- PROVIDED TEXT:
/---
This advisory reclassifies an old bug in our TLS library as a potential authorization bypass vulnerability in order to get the fix applied to affected distribution packages. The bug is contained in versions 5.9.2 through 5.9.5 and was fixed with 5.9.6, which was released in August 2022.

An old bug in our TLS library that caused IKE/EAP identities to not get matched against certificates in TLS-based EAP methods can possibly lead to an authorization bypass vulnerability. This bug was fixed with 5.9.6. However, there are still vulnerable versions packaged by distributions.

Potential Authorization Bypass With TLS-based EAP Methods

When certificates are used to authenticate clients in TLS-based EAP methods, the IKE or EAP identity supplied by a client is not enforced to be contained in the client's certificate.  So clients can authenticate with any trusted certificate and claim an arbitrary IKE/EAP identity as their own. This is problematic if the identity is used to make policy decisions. Affected are strongSwan versions 5.9.2 through 5.9.5.

CVE-2022-4967 has been assigned for this vulnerability.

Wrong Identity Used in Lookup for Client Certificate

The changes that added TLS 1.3 to our TLS library (libtls) with 5.9.2 refactored the lookup for trusted client certificates on the server. Instead of continuing to use the IKE or EAP identity supplied by the client to find a matching certificate, the lookup was done with the client certificate's subject DN, which will always succeed as long as the certificate is trusted. So the client could claim an arbitrary IKE/EAP identity that would not have to be contained in its certificate.
\---
- EXERCISE REQUIREMENTS:
Reproduce the part of the strongSwan advisory that begins at the words "Potential Authorization Bypass With" and stops after "for this vulnerability.".

Document layout analysis data:
/---
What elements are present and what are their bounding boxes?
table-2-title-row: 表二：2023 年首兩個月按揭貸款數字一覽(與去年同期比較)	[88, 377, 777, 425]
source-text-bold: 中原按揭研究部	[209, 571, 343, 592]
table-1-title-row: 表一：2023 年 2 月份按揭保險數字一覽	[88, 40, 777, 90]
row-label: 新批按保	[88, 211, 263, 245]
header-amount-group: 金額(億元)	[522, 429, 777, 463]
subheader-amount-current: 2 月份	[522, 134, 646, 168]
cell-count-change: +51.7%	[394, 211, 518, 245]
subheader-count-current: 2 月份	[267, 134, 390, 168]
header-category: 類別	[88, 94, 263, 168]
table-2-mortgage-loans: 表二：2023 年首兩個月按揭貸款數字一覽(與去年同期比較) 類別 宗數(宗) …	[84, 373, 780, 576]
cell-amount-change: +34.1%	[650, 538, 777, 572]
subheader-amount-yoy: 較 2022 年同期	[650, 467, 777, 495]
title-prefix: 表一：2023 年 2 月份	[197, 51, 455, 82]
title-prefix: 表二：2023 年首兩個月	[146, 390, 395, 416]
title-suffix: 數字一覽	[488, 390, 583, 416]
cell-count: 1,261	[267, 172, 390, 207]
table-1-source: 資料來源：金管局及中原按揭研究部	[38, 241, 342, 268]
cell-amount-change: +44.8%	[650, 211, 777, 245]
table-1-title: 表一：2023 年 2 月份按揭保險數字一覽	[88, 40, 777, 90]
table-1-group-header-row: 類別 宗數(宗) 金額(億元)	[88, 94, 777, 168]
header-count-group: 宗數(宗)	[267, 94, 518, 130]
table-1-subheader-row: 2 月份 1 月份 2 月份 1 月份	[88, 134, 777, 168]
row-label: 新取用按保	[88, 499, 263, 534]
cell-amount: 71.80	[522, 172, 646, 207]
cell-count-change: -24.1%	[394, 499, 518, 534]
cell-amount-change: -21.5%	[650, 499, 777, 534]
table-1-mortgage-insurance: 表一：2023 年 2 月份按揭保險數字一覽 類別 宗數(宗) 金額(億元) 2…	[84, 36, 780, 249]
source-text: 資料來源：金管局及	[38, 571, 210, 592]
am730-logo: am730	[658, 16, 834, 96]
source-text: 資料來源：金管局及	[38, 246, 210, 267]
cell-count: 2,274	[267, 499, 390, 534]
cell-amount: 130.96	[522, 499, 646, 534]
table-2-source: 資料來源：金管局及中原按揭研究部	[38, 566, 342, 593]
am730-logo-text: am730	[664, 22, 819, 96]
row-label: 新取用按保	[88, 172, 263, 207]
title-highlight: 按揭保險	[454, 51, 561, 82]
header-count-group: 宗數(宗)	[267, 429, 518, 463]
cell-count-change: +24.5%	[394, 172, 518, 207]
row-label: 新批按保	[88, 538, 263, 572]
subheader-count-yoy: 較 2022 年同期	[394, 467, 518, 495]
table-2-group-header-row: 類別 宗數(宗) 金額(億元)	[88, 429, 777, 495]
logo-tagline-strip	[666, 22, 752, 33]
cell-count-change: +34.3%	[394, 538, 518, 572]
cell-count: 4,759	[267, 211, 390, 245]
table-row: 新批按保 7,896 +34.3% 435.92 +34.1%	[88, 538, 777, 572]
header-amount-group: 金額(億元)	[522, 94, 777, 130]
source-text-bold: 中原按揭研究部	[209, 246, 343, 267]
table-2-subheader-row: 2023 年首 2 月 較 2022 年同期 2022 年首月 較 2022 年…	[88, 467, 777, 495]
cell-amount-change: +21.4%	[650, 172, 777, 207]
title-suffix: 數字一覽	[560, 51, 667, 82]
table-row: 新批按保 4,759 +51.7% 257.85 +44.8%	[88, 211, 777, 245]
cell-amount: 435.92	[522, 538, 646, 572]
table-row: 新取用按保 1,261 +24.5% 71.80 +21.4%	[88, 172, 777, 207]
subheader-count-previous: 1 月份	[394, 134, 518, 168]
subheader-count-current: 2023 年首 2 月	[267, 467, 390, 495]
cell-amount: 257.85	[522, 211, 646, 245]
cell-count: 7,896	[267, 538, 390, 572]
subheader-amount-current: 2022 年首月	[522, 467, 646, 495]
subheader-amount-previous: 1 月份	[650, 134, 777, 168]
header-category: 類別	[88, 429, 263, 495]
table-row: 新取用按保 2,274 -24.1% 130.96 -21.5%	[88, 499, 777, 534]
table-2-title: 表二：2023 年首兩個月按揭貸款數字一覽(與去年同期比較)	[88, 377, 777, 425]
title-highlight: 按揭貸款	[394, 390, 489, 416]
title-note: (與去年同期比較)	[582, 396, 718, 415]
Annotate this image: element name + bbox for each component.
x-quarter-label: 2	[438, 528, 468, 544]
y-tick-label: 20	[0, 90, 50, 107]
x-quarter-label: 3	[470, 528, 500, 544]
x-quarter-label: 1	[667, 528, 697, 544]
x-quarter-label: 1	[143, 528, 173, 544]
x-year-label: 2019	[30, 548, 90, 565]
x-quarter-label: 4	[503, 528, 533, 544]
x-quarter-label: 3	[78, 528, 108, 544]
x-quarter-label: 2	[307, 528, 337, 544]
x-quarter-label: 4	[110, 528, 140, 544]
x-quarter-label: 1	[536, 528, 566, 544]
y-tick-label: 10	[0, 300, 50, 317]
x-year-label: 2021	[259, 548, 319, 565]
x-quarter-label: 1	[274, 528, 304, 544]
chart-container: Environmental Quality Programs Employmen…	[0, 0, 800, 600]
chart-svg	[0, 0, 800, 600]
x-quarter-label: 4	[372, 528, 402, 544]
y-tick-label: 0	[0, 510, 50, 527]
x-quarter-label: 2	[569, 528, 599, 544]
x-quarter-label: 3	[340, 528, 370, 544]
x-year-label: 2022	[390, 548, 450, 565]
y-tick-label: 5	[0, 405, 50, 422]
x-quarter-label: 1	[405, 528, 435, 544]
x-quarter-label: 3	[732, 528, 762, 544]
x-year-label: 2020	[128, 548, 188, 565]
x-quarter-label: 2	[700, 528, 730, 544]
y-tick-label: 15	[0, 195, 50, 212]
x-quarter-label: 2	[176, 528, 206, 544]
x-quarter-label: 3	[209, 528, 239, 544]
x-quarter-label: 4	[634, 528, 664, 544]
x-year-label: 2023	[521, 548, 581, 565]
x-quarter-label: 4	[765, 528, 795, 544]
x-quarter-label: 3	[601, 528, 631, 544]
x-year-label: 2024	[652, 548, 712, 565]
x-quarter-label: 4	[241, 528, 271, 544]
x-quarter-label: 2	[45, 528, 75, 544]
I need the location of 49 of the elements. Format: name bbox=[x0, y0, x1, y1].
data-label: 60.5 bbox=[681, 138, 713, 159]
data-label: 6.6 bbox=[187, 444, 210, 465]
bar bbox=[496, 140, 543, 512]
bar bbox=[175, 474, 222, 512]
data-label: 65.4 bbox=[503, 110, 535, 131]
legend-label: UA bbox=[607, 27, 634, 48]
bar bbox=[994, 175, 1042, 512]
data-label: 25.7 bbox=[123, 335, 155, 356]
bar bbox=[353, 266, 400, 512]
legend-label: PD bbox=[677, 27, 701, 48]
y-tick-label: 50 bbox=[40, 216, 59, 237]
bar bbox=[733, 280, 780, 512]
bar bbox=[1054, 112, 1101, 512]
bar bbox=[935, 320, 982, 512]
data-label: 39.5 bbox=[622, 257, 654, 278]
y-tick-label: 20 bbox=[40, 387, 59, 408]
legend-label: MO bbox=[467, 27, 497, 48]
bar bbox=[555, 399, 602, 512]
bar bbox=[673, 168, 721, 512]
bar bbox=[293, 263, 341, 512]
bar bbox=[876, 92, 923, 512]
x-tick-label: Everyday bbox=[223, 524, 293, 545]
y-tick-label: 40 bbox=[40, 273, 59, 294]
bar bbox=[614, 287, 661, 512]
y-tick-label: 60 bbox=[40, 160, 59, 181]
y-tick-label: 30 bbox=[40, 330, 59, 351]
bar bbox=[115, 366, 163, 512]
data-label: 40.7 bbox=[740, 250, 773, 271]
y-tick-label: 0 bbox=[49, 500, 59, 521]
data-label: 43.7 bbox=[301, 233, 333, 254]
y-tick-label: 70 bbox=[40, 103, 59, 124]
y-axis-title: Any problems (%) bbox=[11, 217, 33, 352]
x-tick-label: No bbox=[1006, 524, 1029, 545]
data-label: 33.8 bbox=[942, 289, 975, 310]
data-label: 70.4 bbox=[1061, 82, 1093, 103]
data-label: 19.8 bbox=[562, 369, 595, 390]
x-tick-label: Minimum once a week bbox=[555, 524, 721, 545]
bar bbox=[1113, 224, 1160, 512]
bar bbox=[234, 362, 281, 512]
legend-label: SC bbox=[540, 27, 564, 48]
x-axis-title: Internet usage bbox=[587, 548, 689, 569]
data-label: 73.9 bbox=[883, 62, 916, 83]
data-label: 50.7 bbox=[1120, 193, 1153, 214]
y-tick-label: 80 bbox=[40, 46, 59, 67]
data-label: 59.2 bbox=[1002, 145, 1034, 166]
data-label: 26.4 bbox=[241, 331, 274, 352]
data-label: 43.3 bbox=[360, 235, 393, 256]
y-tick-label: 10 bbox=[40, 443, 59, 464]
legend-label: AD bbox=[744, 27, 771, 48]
\---
- OUTPUT FOR THIS TASK:
Potential Authorization Bypass With TLS-based EAP Methods

When certificates are used to authenticate clients in TLS-based EAP methods, the IKE or EAP identity supplied by a client is not enforced to be contained in the client's certificate.  So clients can authenticate with any trusted certificate and claim an arbitrary IKE/EAP identity as their own. This is problematic if the identity is used to make policy decisions. Affected are strongSwan versions 5.9.2 through 5.9.5.

CVE-2022-4967 has been assigned for this vulnerability.